[JOB]
Reply only with how many lines contain the word "name".

[SUPPLIED INFORMATION start]

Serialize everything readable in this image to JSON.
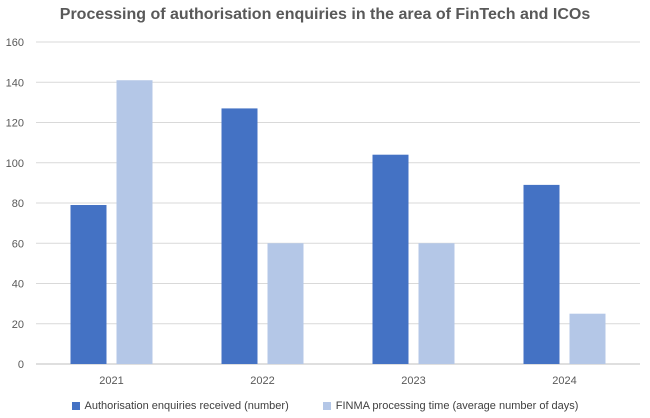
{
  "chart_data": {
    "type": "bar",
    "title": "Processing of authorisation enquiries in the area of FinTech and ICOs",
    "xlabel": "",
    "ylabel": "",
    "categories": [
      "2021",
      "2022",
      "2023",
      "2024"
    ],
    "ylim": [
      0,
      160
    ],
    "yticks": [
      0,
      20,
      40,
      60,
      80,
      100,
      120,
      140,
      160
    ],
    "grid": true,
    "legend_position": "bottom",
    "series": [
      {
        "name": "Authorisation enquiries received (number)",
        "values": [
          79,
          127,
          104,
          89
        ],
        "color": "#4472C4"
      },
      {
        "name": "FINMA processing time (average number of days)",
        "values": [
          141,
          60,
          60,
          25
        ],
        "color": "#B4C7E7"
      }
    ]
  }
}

[SUPPLIED INFORMATION end]

[RESPONSE TO THE EXERCISE]
2